"""

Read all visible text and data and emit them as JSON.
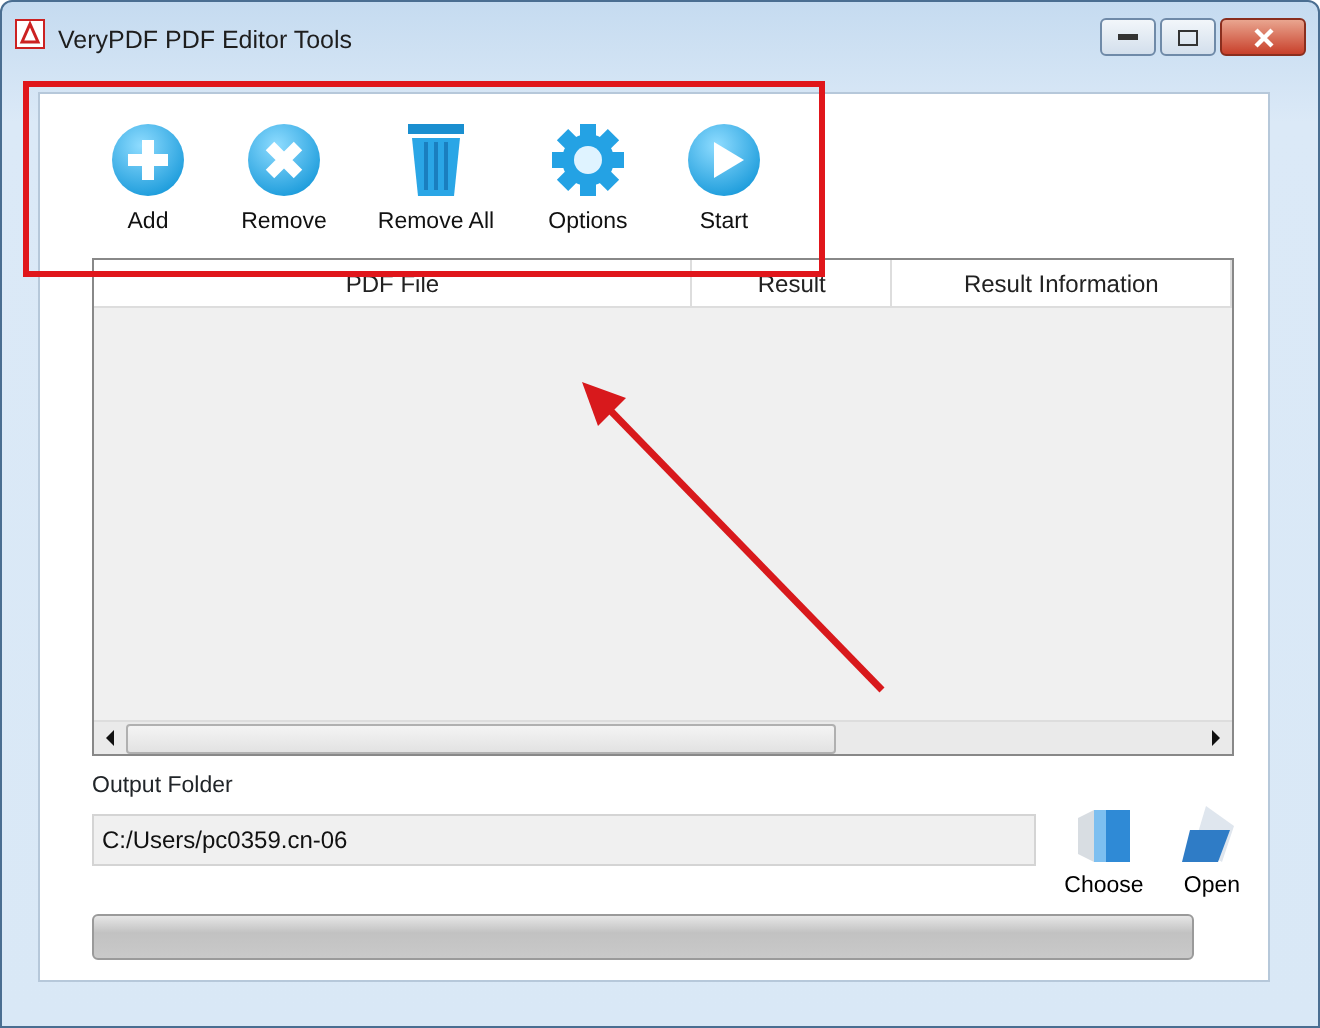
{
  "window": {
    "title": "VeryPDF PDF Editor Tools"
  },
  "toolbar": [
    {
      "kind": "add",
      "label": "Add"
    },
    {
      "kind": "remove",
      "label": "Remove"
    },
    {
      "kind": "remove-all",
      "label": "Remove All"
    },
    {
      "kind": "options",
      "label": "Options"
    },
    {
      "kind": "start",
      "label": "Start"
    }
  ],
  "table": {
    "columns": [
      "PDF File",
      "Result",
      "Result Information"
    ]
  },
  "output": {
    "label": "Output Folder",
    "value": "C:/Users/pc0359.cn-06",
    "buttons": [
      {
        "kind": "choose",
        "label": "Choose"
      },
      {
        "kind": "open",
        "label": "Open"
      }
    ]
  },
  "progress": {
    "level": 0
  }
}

"""

What you need to do:
Exactly reproduce the entries above, minus the pictures.

Final result:
Read all visible text and data and emit them as JSON.
{
  "window": {
    "title": "VeryPDF PDF Editor Tools"
  },
  "toolbar": [
    {
      "kind": "add",
      "label": "Add"
    },
    {
      "kind": "remove",
      "label": "Remove"
    },
    {
      "kind": "remove-all",
      "label": "Remove All"
    },
    {
      "kind": "options",
      "label": "Options"
    },
    {
      "kind": "start",
      "label": "Start"
    }
  ],
  "table": {
    "columns": [
      "PDF File",
      "Result",
      "Result Information"
    ]
  },
  "output": {
    "label": "Output Folder",
    "value": "C:/Users/pc0359.cn-06",
    "buttons": [
      {
        "kind": "choose",
        "label": "Choose"
      },
      {
        "kind": "open",
        "label": "Open"
      }
    ]
  },
  "progress": {
    "level": 0
  }
}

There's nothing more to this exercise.